Records from a collection of figures:
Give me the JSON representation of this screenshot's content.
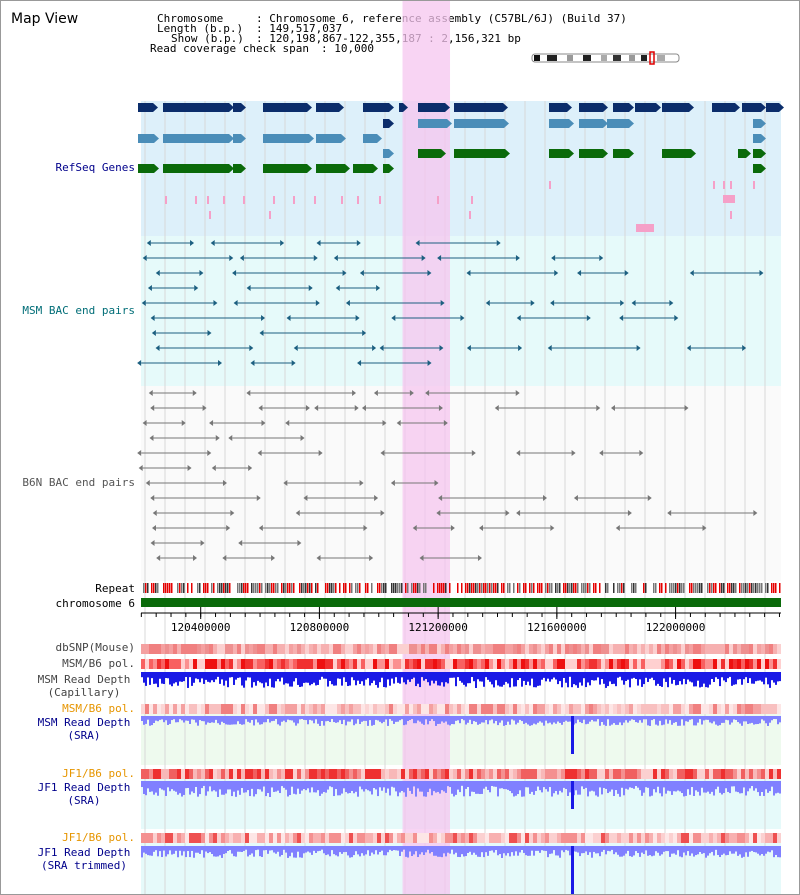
{
  "title": "Map View",
  "header": {
    "chromosome_label": "Chromosome",
    "chromosome_value": ": Chromosome 6, reference assembly (C57BL/6J) (Build 37)",
    "length_label": "Length (b.p.)",
    "length_value": ": 149,517,037",
    "show_label": "Show (b.p.)",
    "show_value": ": 120,198,867-122,355,187 : 2,156,321 bp",
    "coverage_label": "Read coverage check span",
    "coverage_value": ": 10,000"
  },
  "tracks": {
    "refseq": "RefSeq Genes",
    "msm_bac": "MSM BAC end pairs",
    "b6n_bac": "B6N BAC end pairs",
    "repeat": "Repeat",
    "chromosome": "chromosome 6",
    "dbsnp": "dbSNP(Mouse)",
    "msm_b6_pol": "MSM/B6 pol.",
    "msm_depth_cap_1": "MSM Read Depth",
    "msm_depth_cap_2": "(Capillary)",
    "msm_b6_pol_2": "MSM/B6 pol.",
    "msm_depth_sra_1": "MSM Read Depth",
    "msm_depth_sra_2": "(SRA)",
    "jf1_b6_pol": "JF1/B6 pol.",
    "jf1_depth_sra_1": "JF1 Read Depth",
    "jf1_depth_sra_2": "(SRA)",
    "jf1_b6_pol_2": "JF1/B6 pol.",
    "jf1_depth_trim_1": "JF1 Read Depth",
    "jf1_depth_trim_2": "(SRA trimmed)"
  },
  "axis": {
    "start_bp": 120198867,
    "end_bp": 122355187,
    "ticks": [
      "120400000",
      "120800000",
      "121200000",
      "121600000",
      "122000000"
    ],
    "tick_values": [
      120400000,
      120800000,
      121200000,
      121600000,
      122000000
    ]
  },
  "highlight": {
    "start_bp": 121080000,
    "end_bp": 121240000
  },
  "colors": {
    "refseq_dark": "#0b2d6b",
    "refseq_mid": "#4a8db8",
    "refseq_green": "#0a6a0a",
    "refseq_bg": "#ddf0fa",
    "msm_bg": "#e6fafa",
    "msm_line": "#1c5f80",
    "b6n_line": "#777777",
    "chrom_bar": "#0a6a0a",
    "highlight": "#f5c6ef",
    "depth_blue": "#1a1ae6",
    "depth_light": "#8080ff",
    "label_navy": "#00008b",
    "label_orange": "#e69500",
    "label_teal": "#006d77"
  }
}
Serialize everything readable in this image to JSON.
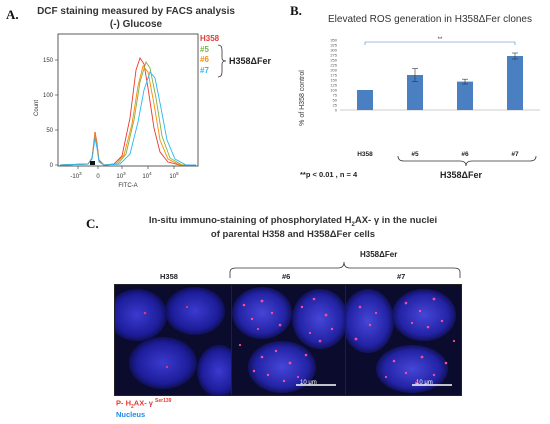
{
  "panelA": {
    "letter": "A.",
    "title_line1": "DCF staining measured by FACS analysis",
    "title_line2": "(-) Glucose",
    "ylabel": "Count",
    "xlabel": "FITC-A",
    "y_ticks": [
      "150",
      "100",
      "50",
      "0"
    ],
    "legend": [
      {
        "label": "H358",
        "color": "#e53935"
      },
      {
        "label": "#5",
        "color": "#7cb342"
      },
      {
        "label": "#6",
        "color": "#fb8c00"
      },
      {
        "label": "#7",
        "color": "#29b6f6"
      }
    ],
    "group_label": "H358ΔFer"
  },
  "chart_data": {
    "type": "bar",
    "title": "Elevated ROS generation in H358ΔFer clones",
    "ylabel": "% of H358 control",
    "categories": [
      "H358",
      "#5",
      "#6",
      "#7"
    ],
    "values": [
      100,
      175,
      142,
      270
    ],
    "errors": [
      0,
      32,
      12,
      15
    ],
    "ylim": [
      0,
      350
    ],
    "y_ticks": [
      0,
      25,
      50,
      75,
      100,
      125,
      150,
      175,
      200,
      225,
      250,
      275,
      300,
      325,
      350
    ],
    "significance": "**",
    "color": "#4a7fc1"
  },
  "panelB": {
    "letter": "B.",
    "note": "**p < 0.01 , n = 4",
    "group_label": "H358ΔFer"
  },
  "panelC": {
    "letter": "C.",
    "title_line1": "In-situ immuno-staining of phosphorylated H2AX- γ in the nuclei",
    "title_line2": "of parental H358 and H358ΔFer cells",
    "group_label": "H358ΔFer",
    "images": [
      {
        "label": "H358"
      },
      {
        "label": "#6",
        "scalebar": "10 μm"
      },
      {
        "label": "#7",
        "scalebar": "10 μm"
      }
    ],
    "legend_red": "P- H2AX- γ",
    "legend_red_sup": "Ser139",
    "legend_blue": "Nucleus",
    "red_color": "#e53935",
    "blue_color": "#1e88e5"
  }
}
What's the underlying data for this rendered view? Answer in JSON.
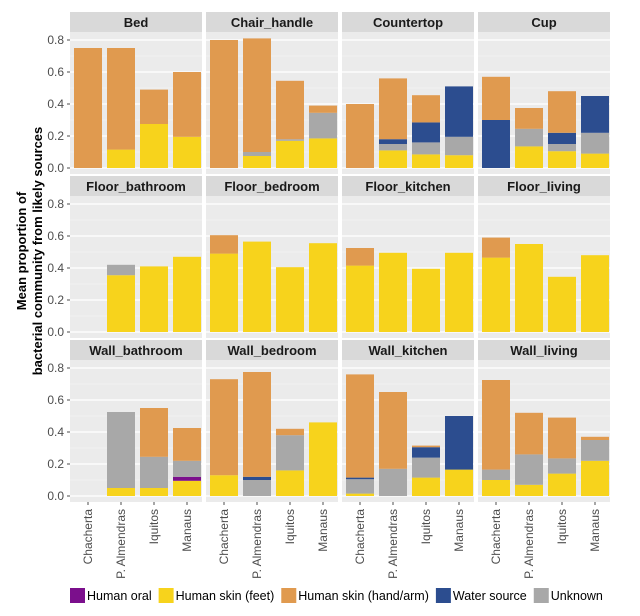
{
  "chart_data": {
    "type": "bar",
    "stacked": true,
    "facet_layout": "3 rows x 4 columns",
    "ylabel_lines": [
      "Mean proportion of",
      "bacterial community from likely sources"
    ],
    "ylim": [
      0,
      0.8
    ],
    "yticks": [
      0,
      0.2,
      0.4,
      0.6,
      0.8
    ],
    "ytick_labels": [
      "0.0",
      "0.2",
      "0.4",
      "0.6",
      "0.8"
    ],
    "categories": [
      "Chacherta",
      "P. Almendras",
      "Iquitos",
      "Manaus"
    ],
    "legend": {
      "placement": "bottom",
      "entries": [
        {
          "key": "oral",
          "label": "Human oral",
          "color": "#7b0f8c"
        },
        {
          "key": "feet",
          "label": "Human skin (feet)",
          "color": "#f7d31c"
        },
        {
          "key": "hand",
          "label": "Human skin (hand/arm)",
          "color": "#e09a4f"
        },
        {
          "key": "water",
          "label": "Water source",
          "color": "#2c4d8f"
        },
        {
          "key": "unknown",
          "label": "Unknown",
          "color": "#a8a8a8"
        }
      ]
    },
    "stack_order": [
      "feet",
      "oral",
      "unknown",
      "water",
      "hand"
    ],
    "panels": [
      {
        "title": "Bed",
        "bars": [
          {
            "hand": 0.75
          },
          {
            "feet": 0.115,
            "hand": 0.635
          },
          {
            "feet": 0.275,
            "hand": 0.215
          },
          {
            "feet": 0.195,
            "hand": 0.405
          }
        ]
      },
      {
        "title": "Chair_handle",
        "bars": [
          {
            "hand": 0.8
          },
          {
            "feet": 0.075,
            "unknown": 0.025,
            "hand": 0.71
          },
          {
            "feet": 0.17,
            "unknown": 0.01,
            "hand": 0.365
          },
          {
            "feet": 0.185,
            "unknown": 0.16,
            "hand": 0.045
          }
        ]
      },
      {
        "title": "Countertop",
        "bars": [
          {
            "hand": 0.4
          },
          {
            "feet": 0.11,
            "unknown": 0.04,
            "water": 0.03,
            "hand": 0.38
          },
          {
            "feet": 0.085,
            "unknown": 0.075,
            "water": 0.125,
            "hand": 0.17
          },
          {
            "feet": 0.08,
            "unknown": 0.115,
            "water": 0.315
          }
        ]
      },
      {
        "title": "Cup",
        "bars": [
          {
            "hand": 0.27,
            "water": 0.3
          },
          {
            "feet": 0.135,
            "unknown": 0.11,
            "hand": 0.13
          },
          {
            "feet": 0.105,
            "unknown": 0.045,
            "water": 0.07,
            "hand": 0.26
          },
          {
            "feet": 0.09,
            "unknown": 0.13,
            "water": 0.23
          }
        ]
      },
      {
        "title": "Floor_bathroom",
        "bars": [
          {},
          {
            "feet": 0.355,
            "unknown": 0.065
          },
          {
            "feet": 0.41
          },
          {
            "feet": 0.47
          }
        ]
      },
      {
        "title": "Floor_bedroom",
        "bars": [
          {
            "hand": 0.115,
            "feet": 0.49
          },
          {
            "feet": 0.565
          },
          {
            "feet": 0.405
          },
          {
            "feet": 0.555
          }
        ]
      },
      {
        "title": "Floor_kitchen",
        "bars": [
          {
            "hand": 0.11,
            "feet": 0.415
          },
          {
            "feet": 0.495
          },
          {
            "feet": 0.395
          },
          {
            "feet": 0.495
          }
        ]
      },
      {
        "title": "Floor_living",
        "bars": [
          {
            "hand": 0.125,
            "feet": 0.465
          },
          {
            "feet": 0.55
          },
          {
            "feet": 0.345
          },
          {
            "feet": 0.48
          }
        ]
      },
      {
        "title": "Wall_bathroom",
        "bars": [
          {},
          {
            "feet": 0.05,
            "unknown": 0.475
          },
          {
            "feet": 0.05,
            "unknown": 0.195,
            "hand": 0.305
          },
          {
            "feet": 0.095,
            "oral": 0.025,
            "unknown": 0.1,
            "hand": 0.205
          }
        ]
      },
      {
        "title": "Wall_bedroom",
        "bars": [
          {
            "feet": 0.13,
            "hand": 0.6
          },
          {
            "unknown": 0.1,
            "water": 0.02,
            "hand": 0.655
          },
          {
            "feet": 0.16,
            "unknown": 0.22,
            "hand": 0.04
          },
          {
            "feet": 0.46
          }
        ]
      },
      {
        "title": "Wall_kitchen",
        "bars": [
          {
            "feet": 0.015,
            "unknown": 0.09,
            "water": 0.01,
            "hand": 0.645
          },
          {
            "unknown": 0.17,
            "hand": 0.48
          },
          {
            "feet": 0.115,
            "unknown": 0.125,
            "water": 0.065,
            "hand": 0.01
          },
          {
            "feet": 0.165,
            "water": 0.335
          }
        ]
      },
      {
        "title": "Wall_living",
        "bars": [
          {
            "feet": 0.1,
            "unknown": 0.065,
            "hand": 0.56
          },
          {
            "feet": 0.07,
            "unknown": 0.19,
            "hand": 0.26
          },
          {
            "feet": 0.14,
            "unknown": 0.095,
            "hand": 0.255
          },
          {
            "feet": 0.22,
            "unknown": 0.13,
            "hand": 0.02
          }
        ]
      }
    ]
  }
}
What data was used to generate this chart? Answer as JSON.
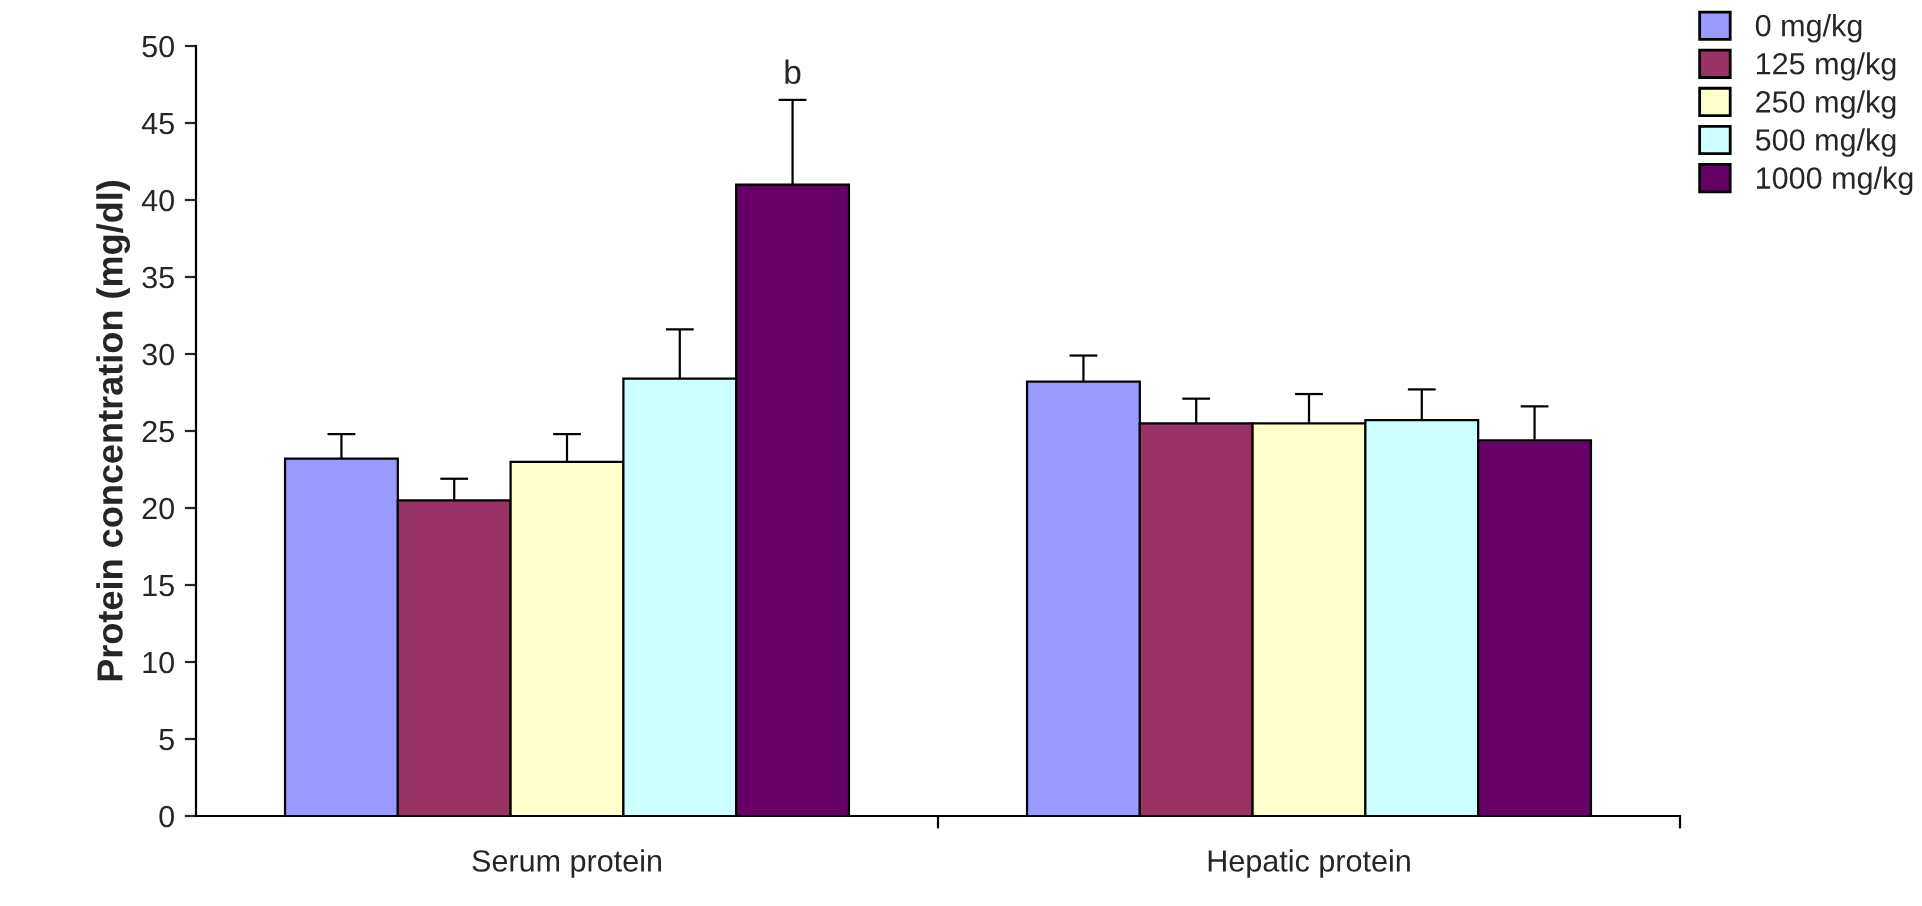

■ YOUR INSTRUCTIONS ■
Pull every line holding "Human" out of the records.

■ FINAL ANSWER ■
          "label": "Human oral",
          "label": "Human skin (feet)",
          "label": "Human skin (hand/arm)",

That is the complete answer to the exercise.